___ RECORD LIST

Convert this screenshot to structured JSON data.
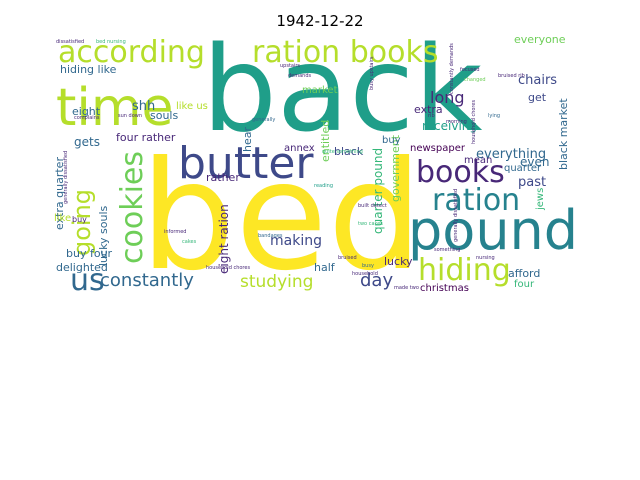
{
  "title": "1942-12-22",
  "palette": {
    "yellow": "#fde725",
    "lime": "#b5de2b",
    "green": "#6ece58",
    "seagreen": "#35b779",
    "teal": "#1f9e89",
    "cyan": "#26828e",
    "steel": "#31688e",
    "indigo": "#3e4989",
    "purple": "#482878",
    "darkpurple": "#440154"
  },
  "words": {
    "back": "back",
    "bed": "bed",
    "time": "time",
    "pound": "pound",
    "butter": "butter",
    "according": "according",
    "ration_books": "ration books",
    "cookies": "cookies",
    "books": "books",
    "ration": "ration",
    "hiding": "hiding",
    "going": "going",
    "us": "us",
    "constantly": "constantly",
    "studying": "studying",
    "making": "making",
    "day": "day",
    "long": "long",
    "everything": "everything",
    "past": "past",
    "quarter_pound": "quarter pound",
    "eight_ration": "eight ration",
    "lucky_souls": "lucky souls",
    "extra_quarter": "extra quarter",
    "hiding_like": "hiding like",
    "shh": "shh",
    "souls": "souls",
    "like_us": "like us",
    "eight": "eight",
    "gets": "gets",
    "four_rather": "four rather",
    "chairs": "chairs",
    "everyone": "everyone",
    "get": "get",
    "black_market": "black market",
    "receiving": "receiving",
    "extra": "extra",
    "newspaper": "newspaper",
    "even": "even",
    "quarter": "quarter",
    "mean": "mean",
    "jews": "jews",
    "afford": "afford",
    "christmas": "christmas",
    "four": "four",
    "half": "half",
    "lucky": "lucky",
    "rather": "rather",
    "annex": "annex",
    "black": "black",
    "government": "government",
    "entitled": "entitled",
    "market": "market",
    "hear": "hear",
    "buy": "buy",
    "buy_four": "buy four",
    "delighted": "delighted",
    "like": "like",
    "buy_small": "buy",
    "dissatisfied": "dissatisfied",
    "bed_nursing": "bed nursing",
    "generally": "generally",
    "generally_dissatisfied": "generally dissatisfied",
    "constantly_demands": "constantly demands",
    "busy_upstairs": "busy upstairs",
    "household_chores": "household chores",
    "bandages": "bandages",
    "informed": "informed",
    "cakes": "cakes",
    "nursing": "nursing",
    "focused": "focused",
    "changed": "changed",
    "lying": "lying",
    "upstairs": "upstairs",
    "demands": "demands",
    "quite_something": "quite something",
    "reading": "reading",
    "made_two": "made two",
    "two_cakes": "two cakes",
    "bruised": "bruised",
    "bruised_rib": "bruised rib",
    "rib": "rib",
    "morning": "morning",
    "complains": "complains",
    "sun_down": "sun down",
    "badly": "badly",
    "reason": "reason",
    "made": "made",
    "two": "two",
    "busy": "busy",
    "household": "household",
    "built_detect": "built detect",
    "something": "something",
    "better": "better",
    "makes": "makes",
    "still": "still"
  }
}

______
___ RECORD LIST

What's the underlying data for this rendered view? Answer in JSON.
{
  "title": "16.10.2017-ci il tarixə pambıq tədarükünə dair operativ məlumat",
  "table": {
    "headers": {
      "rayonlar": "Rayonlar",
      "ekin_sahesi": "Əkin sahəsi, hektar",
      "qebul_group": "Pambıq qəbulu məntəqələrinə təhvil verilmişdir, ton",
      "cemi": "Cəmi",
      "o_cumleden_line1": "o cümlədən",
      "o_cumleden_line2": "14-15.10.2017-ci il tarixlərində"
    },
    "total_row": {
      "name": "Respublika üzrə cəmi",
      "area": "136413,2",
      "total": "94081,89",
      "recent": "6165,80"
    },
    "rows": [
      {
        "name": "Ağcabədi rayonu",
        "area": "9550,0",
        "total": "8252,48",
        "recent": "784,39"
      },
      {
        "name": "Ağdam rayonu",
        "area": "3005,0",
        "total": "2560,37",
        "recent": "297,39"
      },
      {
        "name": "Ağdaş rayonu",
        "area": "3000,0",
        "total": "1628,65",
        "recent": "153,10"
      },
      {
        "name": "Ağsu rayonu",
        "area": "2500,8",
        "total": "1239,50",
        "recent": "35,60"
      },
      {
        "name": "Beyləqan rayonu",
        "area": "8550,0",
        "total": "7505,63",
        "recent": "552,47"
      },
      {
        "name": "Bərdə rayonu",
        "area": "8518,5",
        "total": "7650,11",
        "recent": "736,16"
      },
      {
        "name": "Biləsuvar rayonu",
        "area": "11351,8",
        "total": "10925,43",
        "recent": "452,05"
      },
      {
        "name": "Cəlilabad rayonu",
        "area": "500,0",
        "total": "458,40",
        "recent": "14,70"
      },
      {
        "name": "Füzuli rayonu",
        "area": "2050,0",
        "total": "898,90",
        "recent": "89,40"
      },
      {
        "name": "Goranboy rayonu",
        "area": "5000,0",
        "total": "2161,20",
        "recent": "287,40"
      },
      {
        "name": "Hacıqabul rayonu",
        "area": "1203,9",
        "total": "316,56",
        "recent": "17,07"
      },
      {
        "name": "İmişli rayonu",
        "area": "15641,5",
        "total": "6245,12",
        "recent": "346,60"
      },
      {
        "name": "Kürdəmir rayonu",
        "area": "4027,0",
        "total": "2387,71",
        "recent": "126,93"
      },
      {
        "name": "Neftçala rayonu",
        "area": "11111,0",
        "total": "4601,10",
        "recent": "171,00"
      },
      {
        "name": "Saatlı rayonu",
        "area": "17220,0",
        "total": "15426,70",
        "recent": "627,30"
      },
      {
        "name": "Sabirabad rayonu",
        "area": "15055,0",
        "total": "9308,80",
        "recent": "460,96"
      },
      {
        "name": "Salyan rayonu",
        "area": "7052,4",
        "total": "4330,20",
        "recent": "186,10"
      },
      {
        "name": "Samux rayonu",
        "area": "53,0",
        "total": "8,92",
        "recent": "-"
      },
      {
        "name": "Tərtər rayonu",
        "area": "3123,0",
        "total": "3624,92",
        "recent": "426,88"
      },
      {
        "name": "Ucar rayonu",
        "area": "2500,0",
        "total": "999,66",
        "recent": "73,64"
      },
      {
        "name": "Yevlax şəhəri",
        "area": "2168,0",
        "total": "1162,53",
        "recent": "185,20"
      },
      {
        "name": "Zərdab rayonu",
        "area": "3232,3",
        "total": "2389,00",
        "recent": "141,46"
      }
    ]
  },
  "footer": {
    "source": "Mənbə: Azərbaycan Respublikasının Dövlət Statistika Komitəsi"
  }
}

______

--- REQUIREMENTS ---
Show every line above in which the word "upstairs" occurs.

--- PROBLEM SOLUTION ---
    "busy_upstairs": "busy upstairs",
    "upstairs": "upstairs",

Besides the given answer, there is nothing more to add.